- **THE REQUEST**
Report only the number of lines holding "panel".
────────────────────
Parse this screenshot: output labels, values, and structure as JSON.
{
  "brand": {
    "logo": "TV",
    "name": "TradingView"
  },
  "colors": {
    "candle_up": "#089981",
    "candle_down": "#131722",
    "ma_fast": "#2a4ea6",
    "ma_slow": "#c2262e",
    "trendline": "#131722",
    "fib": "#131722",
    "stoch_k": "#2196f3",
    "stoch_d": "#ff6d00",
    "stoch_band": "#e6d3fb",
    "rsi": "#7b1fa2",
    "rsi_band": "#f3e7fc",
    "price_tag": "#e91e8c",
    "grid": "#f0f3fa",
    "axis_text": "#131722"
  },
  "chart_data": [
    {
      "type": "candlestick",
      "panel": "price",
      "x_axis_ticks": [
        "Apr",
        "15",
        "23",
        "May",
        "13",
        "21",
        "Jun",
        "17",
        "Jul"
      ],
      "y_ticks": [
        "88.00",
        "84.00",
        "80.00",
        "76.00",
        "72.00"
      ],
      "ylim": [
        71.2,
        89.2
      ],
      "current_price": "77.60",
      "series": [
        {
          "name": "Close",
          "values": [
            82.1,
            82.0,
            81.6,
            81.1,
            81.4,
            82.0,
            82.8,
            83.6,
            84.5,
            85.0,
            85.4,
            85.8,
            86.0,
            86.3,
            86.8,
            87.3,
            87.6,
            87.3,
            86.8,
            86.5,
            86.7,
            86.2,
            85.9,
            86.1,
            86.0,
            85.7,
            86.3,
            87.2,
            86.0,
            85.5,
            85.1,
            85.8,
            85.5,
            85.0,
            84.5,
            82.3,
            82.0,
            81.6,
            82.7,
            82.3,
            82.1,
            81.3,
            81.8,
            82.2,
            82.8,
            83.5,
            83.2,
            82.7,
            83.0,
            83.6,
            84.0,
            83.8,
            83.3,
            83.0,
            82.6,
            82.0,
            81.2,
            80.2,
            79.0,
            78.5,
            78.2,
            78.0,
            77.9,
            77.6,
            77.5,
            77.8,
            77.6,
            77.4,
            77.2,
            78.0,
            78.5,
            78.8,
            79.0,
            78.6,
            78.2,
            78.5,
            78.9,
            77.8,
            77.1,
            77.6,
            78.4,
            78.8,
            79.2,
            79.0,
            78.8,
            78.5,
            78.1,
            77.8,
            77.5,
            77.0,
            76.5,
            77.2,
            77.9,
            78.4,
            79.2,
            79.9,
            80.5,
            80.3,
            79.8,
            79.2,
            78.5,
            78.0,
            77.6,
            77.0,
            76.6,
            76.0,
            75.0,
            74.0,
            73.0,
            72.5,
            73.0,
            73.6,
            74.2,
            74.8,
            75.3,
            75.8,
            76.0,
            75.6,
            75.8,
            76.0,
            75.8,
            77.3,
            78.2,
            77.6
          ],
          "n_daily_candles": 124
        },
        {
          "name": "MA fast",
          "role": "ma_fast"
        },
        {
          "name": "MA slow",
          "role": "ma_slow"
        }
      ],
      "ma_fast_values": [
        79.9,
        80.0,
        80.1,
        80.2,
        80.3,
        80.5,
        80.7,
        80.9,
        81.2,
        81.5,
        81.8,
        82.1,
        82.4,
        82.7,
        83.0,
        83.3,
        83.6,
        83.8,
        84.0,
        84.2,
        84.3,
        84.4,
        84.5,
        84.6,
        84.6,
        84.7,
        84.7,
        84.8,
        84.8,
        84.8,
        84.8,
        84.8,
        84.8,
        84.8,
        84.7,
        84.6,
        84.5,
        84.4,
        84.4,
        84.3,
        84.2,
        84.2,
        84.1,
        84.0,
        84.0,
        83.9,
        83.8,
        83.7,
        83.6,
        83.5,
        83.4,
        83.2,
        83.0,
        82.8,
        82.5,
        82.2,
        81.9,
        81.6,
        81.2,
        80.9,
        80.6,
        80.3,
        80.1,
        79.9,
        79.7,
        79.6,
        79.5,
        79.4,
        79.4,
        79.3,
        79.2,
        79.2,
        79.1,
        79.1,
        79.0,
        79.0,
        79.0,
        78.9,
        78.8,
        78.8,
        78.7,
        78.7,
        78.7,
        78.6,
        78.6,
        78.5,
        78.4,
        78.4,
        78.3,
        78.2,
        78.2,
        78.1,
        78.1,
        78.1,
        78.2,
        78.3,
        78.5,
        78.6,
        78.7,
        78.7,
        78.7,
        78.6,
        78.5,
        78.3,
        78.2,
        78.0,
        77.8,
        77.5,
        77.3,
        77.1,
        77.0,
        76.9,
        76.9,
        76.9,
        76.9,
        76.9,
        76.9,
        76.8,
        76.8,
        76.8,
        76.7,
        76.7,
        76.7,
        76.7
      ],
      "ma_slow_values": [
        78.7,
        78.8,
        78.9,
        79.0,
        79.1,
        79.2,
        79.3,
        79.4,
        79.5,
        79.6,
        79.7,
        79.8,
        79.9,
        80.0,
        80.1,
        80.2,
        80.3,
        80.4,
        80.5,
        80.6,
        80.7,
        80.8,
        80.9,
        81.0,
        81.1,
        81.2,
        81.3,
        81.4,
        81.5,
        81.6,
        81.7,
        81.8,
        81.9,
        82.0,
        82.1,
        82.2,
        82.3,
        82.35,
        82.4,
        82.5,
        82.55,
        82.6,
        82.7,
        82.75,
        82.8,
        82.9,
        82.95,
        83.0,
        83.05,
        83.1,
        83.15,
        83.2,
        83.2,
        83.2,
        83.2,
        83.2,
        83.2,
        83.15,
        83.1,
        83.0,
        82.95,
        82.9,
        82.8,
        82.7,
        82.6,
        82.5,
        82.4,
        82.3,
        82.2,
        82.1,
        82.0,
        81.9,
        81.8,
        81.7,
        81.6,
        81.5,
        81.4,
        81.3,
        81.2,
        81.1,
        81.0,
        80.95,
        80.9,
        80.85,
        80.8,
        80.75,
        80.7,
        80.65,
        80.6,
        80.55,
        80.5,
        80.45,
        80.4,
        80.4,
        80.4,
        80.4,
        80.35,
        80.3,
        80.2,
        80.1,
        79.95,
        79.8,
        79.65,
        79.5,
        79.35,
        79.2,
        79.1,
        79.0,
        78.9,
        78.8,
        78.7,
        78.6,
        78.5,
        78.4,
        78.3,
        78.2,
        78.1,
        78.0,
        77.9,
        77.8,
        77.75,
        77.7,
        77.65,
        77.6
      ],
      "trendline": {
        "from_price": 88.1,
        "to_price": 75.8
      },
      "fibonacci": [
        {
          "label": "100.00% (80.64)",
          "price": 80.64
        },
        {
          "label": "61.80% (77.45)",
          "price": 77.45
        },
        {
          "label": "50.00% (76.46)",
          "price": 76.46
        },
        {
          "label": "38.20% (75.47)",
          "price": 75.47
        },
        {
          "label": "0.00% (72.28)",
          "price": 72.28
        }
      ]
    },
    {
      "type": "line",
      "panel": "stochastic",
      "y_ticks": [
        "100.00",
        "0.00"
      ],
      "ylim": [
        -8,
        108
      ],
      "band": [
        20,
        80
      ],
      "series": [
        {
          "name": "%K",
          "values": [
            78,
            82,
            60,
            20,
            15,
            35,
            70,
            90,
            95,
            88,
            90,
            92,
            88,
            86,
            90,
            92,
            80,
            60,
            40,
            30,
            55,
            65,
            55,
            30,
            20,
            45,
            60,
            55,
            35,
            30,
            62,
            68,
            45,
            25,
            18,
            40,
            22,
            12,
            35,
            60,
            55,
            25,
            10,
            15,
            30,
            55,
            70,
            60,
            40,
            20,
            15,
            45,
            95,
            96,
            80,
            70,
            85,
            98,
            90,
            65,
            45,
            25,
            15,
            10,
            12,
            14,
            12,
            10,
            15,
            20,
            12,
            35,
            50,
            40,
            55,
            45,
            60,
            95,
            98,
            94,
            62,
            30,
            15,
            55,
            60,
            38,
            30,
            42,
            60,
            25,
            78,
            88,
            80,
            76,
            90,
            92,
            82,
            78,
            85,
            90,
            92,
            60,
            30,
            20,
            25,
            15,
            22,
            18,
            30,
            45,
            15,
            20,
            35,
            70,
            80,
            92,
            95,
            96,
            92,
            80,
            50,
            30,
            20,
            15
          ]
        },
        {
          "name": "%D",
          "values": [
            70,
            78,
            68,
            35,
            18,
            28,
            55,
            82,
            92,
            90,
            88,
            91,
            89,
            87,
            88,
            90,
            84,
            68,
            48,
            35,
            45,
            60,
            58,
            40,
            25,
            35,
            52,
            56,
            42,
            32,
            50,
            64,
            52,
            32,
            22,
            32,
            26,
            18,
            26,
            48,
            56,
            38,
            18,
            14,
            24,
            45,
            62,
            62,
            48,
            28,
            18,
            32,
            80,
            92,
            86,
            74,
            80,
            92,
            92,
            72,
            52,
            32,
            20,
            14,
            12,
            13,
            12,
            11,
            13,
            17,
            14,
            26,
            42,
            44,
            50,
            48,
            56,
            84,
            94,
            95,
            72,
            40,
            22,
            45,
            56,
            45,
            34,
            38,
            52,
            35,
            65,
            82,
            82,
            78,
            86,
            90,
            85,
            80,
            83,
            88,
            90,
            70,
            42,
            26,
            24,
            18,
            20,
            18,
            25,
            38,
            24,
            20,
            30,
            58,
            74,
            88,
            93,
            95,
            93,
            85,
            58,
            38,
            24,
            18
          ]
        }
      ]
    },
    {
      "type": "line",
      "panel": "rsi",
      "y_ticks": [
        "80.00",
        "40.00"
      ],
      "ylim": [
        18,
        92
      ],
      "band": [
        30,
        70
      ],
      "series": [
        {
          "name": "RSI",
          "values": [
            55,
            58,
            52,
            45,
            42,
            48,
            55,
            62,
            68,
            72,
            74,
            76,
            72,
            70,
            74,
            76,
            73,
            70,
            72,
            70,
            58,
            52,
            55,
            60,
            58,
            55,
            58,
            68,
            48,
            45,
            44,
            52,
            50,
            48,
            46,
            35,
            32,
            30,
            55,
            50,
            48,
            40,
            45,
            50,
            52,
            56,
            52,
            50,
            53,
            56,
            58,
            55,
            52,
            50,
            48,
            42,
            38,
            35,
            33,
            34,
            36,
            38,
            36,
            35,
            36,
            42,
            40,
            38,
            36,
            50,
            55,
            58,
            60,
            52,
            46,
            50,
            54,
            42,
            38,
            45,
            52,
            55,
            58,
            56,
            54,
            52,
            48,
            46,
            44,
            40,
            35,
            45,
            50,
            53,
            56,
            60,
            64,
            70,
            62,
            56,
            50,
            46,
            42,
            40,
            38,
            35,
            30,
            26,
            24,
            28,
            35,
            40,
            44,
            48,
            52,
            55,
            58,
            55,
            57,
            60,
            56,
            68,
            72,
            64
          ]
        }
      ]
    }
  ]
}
────────────────────
- **THE OUTPUT**
3